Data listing
'''
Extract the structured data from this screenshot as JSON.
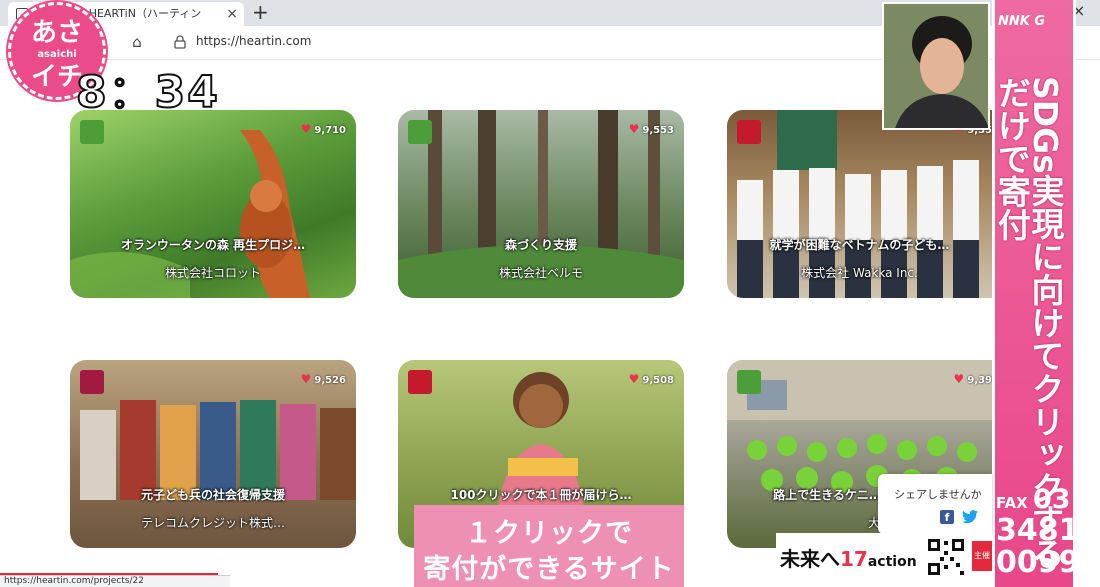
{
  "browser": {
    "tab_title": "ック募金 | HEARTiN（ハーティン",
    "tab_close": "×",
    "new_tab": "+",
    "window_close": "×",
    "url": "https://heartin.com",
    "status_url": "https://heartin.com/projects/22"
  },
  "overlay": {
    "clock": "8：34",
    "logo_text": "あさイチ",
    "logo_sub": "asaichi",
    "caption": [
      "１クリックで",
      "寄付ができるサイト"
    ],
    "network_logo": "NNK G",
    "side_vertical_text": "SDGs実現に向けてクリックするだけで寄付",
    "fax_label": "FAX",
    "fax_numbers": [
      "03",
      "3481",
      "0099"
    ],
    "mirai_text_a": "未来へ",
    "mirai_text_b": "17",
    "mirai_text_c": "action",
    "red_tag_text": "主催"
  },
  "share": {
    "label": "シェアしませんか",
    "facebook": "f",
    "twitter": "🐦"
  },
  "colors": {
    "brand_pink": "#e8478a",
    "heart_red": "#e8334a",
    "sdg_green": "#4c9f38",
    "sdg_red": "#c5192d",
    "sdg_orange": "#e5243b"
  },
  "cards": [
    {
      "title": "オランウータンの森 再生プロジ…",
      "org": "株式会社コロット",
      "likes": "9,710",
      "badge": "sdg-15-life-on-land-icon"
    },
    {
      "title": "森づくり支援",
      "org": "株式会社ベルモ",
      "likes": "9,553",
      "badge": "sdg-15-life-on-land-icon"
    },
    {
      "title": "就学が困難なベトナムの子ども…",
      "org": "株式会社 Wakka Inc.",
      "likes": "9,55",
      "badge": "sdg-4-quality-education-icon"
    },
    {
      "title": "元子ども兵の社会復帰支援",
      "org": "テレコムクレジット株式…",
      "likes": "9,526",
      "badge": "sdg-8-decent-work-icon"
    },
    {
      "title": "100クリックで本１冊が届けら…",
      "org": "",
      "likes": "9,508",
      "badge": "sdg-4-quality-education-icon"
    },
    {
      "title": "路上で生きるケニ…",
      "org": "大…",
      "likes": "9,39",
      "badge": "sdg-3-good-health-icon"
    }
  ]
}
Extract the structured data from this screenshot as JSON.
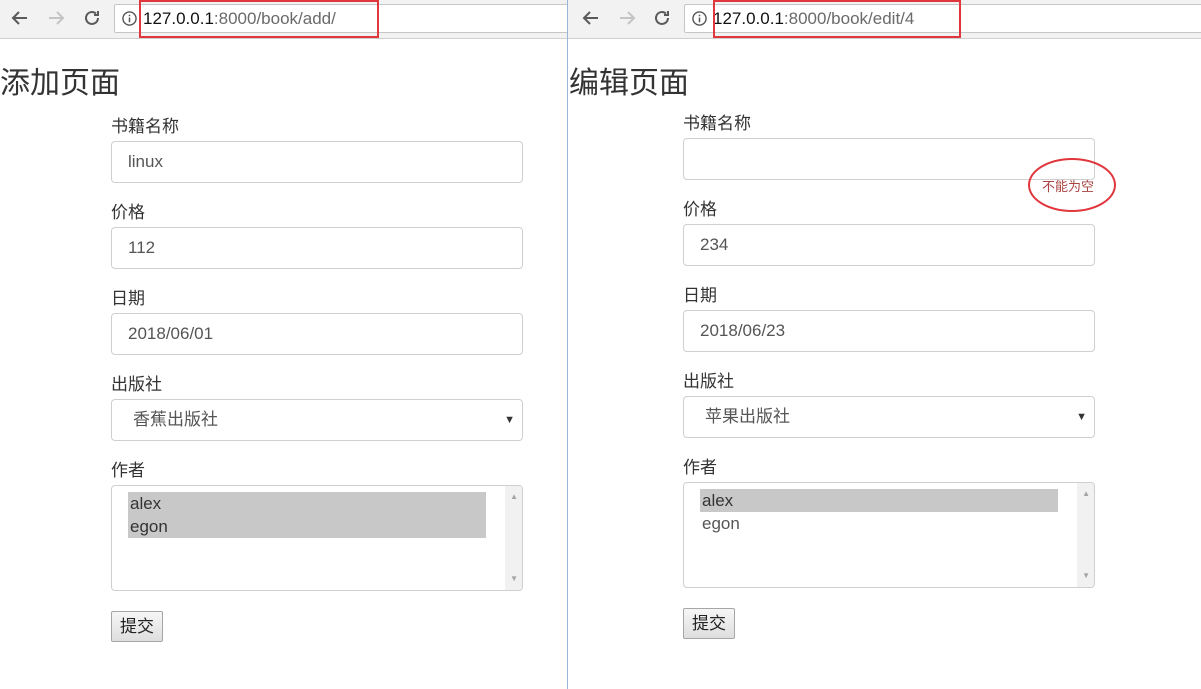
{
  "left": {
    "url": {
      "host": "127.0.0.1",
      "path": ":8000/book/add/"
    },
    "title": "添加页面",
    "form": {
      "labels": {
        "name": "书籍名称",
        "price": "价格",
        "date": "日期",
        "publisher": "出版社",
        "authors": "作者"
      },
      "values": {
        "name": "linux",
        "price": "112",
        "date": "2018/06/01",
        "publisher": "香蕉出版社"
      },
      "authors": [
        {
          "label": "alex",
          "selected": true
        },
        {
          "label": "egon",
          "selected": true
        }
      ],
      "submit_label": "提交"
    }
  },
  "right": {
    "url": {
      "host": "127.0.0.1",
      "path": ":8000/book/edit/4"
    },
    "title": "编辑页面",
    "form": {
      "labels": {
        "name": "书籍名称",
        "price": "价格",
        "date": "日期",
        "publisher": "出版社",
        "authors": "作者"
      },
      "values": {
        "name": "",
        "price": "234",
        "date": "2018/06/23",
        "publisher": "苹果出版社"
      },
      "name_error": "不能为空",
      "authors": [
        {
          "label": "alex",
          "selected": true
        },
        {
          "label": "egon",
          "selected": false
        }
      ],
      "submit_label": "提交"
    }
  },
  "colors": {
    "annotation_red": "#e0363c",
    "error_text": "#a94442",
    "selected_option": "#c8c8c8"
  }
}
'''
* [The problem] All records above are to be printed exactly, minus the pictures they contain.

* [Task solution]
Extract the structured data from this screenshot as JSON.
{
  "browser": {
    "tab_title": "ック募金 | HEARTiN（ハーティン",
    "tab_close": "×",
    "new_tab": "+",
    "window_close": "×",
    "url": "https://heartin.com",
    "status_url": "https://heartin.com/projects/22"
  },
  "overlay": {
    "clock": "8：34",
    "logo_text": "あさイチ",
    "logo_sub": "asaichi",
    "caption": [
      "１クリックで",
      "寄付ができるサイト"
    ],
    "network_logo": "NNK G",
    "side_vertical_text": "SDGs実現に向けてクリックするだけで寄付",
    "fax_label": "FAX",
    "fax_numbers": [
      "03",
      "3481",
      "0099"
    ],
    "mirai_text_a": "未来へ",
    "mirai_text_b": "17",
    "mirai_text_c": "action",
    "red_tag_text": "主催"
  },
  "share": {
    "label": "シェアしませんか",
    "facebook": "f",
    "twitter": "🐦"
  },
  "colors": {
    "brand_pink": "#e8478a",
    "heart_red": "#e8334a",
    "sdg_green": "#4c9f38",
    "sdg_red": "#c5192d",
    "sdg_orange": "#e5243b"
  },
  "cards": [
    {
      "title": "オランウータンの森 再生プロジ…",
      "org": "株式会社コロット",
      "likes": "9,710",
      "badge": "sdg-15-life-on-land-icon"
    },
    {
      "title": "森づくり支援",
      "org": "株式会社ベルモ",
      "likes": "9,553",
      "badge": "sdg-15-life-on-land-icon"
    },
    {
      "title": "就学が困難なベトナムの子ども…",
      "org": "株式会社 Wakka Inc.",
      "likes": "9,55",
      "badge": "sdg-4-quality-education-icon"
    },
    {
      "title": "元子ども兵の社会復帰支援",
      "org": "テレコムクレジット株式…",
      "likes": "9,526",
      "badge": "sdg-8-decent-work-icon"
    },
    {
      "title": "100クリックで本１冊が届けら…",
      "org": "",
      "likes": "9,508",
      "badge": "sdg-4-quality-education-icon"
    },
    {
      "title": "路上で生きるケニ…",
      "org": "大…",
      "likes": "9,39",
      "badge": "sdg-3-good-health-icon"
    }
  ]
}
Extract the structured data from this screenshot as JSON.
{
  "left": {
    "url": {
      "host": "127.0.0.1",
      "path": ":8000/book/add/"
    },
    "title": "添加页面",
    "form": {
      "labels": {
        "name": "书籍名称",
        "price": "价格",
        "date": "日期",
        "publisher": "出版社",
        "authors": "作者"
      },
      "values": {
        "name": "linux",
        "price": "112",
        "date": "2018/06/01",
        "publisher": "香蕉出版社"
      },
      "authors": [
        {
          "label": "alex",
          "selected": true
        },
        {
          "label": "egon",
          "selected": true
        }
      ],
      "submit_label": "提交"
    }
  },
  "right": {
    "url": {
      "host": "127.0.0.1",
      "path": ":8000/book/edit/4"
    },
    "title": "编辑页面",
    "form": {
      "labels": {
        "name": "书籍名称",
        "price": "价格",
        "date": "日期",
        "publisher": "出版社",
        "authors": "作者"
      },
      "values": {
        "name": "",
        "price": "234",
        "date": "2018/06/23",
        "publisher": "苹果出版社"
      },
      "name_error": "不能为空",
      "authors": [
        {
          "label": "alex",
          "selected": true
        },
        {
          "label": "egon",
          "selected": false
        }
      ],
      "submit_label": "提交"
    }
  },
  "colors": {
    "annotation_red": "#e0363c",
    "error_text": "#a94442",
    "selected_option": "#c8c8c8"
  }
}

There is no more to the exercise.